▶ **WHAT IS BEING ASKED**: Extract the listing below in full, unchanged.

▶ **INFORMATION SUPPLIED**:
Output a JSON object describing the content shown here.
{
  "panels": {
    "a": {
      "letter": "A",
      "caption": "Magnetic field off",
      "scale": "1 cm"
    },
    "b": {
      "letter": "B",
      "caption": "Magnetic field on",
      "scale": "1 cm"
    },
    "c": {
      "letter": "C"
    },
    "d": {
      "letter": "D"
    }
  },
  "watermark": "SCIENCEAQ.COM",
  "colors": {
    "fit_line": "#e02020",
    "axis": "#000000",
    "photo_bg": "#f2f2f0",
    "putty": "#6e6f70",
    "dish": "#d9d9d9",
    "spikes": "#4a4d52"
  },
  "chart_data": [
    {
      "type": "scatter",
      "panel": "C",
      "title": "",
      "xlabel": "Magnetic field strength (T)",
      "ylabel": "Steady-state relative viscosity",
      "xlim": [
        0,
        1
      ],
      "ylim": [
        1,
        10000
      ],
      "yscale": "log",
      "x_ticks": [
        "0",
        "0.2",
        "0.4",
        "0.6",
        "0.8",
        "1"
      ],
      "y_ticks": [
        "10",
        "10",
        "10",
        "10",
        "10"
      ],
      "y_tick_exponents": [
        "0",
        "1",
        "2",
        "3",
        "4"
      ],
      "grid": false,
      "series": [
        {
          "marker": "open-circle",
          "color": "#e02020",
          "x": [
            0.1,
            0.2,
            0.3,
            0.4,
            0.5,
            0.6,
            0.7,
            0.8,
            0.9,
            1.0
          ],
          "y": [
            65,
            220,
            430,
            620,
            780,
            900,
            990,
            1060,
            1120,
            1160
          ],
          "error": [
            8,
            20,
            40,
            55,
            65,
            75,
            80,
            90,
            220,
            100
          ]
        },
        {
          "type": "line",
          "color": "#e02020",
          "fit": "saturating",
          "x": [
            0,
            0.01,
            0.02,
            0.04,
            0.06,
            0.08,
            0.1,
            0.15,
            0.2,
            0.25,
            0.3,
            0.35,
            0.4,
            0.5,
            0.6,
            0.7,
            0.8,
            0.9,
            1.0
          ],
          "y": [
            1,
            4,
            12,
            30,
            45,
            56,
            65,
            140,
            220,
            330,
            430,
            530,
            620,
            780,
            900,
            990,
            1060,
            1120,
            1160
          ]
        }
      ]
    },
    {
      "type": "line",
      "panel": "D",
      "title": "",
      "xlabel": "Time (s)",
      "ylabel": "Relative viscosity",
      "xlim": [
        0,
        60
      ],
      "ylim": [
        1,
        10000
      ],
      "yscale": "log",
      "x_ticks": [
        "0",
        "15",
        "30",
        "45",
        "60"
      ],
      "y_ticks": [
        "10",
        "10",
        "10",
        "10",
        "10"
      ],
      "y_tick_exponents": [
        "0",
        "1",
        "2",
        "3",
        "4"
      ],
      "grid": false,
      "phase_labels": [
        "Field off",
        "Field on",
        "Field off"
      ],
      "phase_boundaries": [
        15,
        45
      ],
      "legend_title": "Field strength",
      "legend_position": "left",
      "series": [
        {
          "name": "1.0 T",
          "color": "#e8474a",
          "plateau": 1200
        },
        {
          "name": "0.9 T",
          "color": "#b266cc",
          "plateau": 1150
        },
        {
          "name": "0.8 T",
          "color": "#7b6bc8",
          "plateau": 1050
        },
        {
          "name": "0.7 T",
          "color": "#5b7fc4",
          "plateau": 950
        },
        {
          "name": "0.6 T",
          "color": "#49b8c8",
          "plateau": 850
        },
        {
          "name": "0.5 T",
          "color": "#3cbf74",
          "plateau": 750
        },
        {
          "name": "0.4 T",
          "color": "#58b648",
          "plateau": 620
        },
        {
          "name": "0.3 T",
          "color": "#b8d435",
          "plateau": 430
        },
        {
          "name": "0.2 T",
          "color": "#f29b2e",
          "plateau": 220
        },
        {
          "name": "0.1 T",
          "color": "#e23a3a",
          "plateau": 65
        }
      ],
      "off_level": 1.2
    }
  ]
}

▶ **COMPLETED TASK**:
Output a JSON object describing the content shown here.
{
  "panels": {
    "a": {
      "letter": "A",
      "caption": "Magnetic field off",
      "scale": "1 cm"
    },
    "b": {
      "letter": "B",
      "caption": "Magnetic field on",
      "scale": "1 cm"
    },
    "c": {
      "letter": "C"
    },
    "d": {
      "letter": "D"
    }
  },
  "watermark": "SCIENCEAQ.COM",
  "colors": {
    "fit_line": "#e02020",
    "axis": "#000000",
    "photo_bg": "#f2f2f0",
    "putty": "#6e6f70",
    "dish": "#d9d9d9",
    "spikes": "#4a4d52"
  },
  "chart_data": [
    {
      "type": "scatter",
      "panel": "C",
      "title": "",
      "xlabel": "Magnetic field strength (T)",
      "ylabel": "Steady-state relative viscosity",
      "xlim": [
        0,
        1
      ],
      "ylim": [
        1,
        10000
      ],
      "yscale": "log",
      "x_ticks": [
        "0",
        "0.2",
        "0.4",
        "0.6",
        "0.8",
        "1"
      ],
      "y_ticks": [
        "10",
        "10",
        "10",
        "10",
        "10"
      ],
      "y_tick_exponents": [
        "0",
        "1",
        "2",
        "3",
        "4"
      ],
      "grid": false,
      "series": [
        {
          "marker": "open-circle",
          "color": "#e02020",
          "x": [
            0.1,
            0.2,
            0.3,
            0.4,
            0.5,
            0.6,
            0.7,
            0.8,
            0.9,
            1.0
          ],
          "y": [
            65,
            220,
            430,
            620,
            780,
            900,
            990,
            1060,
            1120,
            1160
          ],
          "error": [
            8,
            20,
            40,
            55,
            65,
            75,
            80,
            90,
            220,
            100
          ]
        },
        {
          "type": "line",
          "color": "#e02020",
          "fit": "saturating",
          "x": [
            0,
            0.01,
            0.02,
            0.04,
            0.06,
            0.08,
            0.1,
            0.15,
            0.2,
            0.25,
            0.3,
            0.35,
            0.4,
            0.5,
            0.6,
            0.7,
            0.8,
            0.9,
            1.0
          ],
          "y": [
            1,
            4,
            12,
            30,
            45,
            56,
            65,
            140,
            220,
            330,
            430,
            530,
            620,
            780,
            900,
            990,
            1060,
            1120,
            1160
          ]
        }
      ]
    },
    {
      "type": "line",
      "panel": "D",
      "title": "",
      "xlabel": "Time (s)",
      "ylabel": "Relative viscosity",
      "xlim": [
        0,
        60
      ],
      "ylim": [
        1,
        10000
      ],
      "yscale": "log",
      "x_ticks": [
        "0",
        "15",
        "30",
        "45",
        "60"
      ],
      "y_ticks": [
        "10",
        "10",
        "10",
        "10",
        "10"
      ],
      "y_tick_exponents": [
        "0",
        "1",
        "2",
        "3",
        "4"
      ],
      "grid": false,
      "phase_labels": [
        "Field off",
        "Field on",
        "Field off"
      ],
      "phase_boundaries": [
        15,
        45
      ],
      "legend_title": "Field strength",
      "legend_position": "left",
      "series": [
        {
          "name": "1.0 T",
          "color": "#e8474a",
          "plateau": 1200
        },
        {
          "name": "0.9 T",
          "color": "#b266cc",
          "plateau": 1150
        },
        {
          "name": "0.8 T",
          "color": "#7b6bc8",
          "plateau": 1050
        },
        {
          "name": "0.7 T",
          "color": "#5b7fc4",
          "plateau": 950
        },
        {
          "name": "0.6 T",
          "color": "#49b8c8",
          "plateau": 850
        },
        {
          "name": "0.5 T",
          "color": "#3cbf74",
          "plateau": 750
        },
        {
          "name": "0.4 T",
          "color": "#58b648",
          "plateau": 620
        },
        {
          "name": "0.3 T",
          "color": "#b8d435",
          "plateau": 430
        },
        {
          "name": "0.2 T",
          "color": "#f29b2e",
          "plateau": 220
        },
        {
          "name": "0.1 T",
          "color": "#e23a3a",
          "plateau": 65
        }
      ],
      "off_level": 1.2
    }
  ]
}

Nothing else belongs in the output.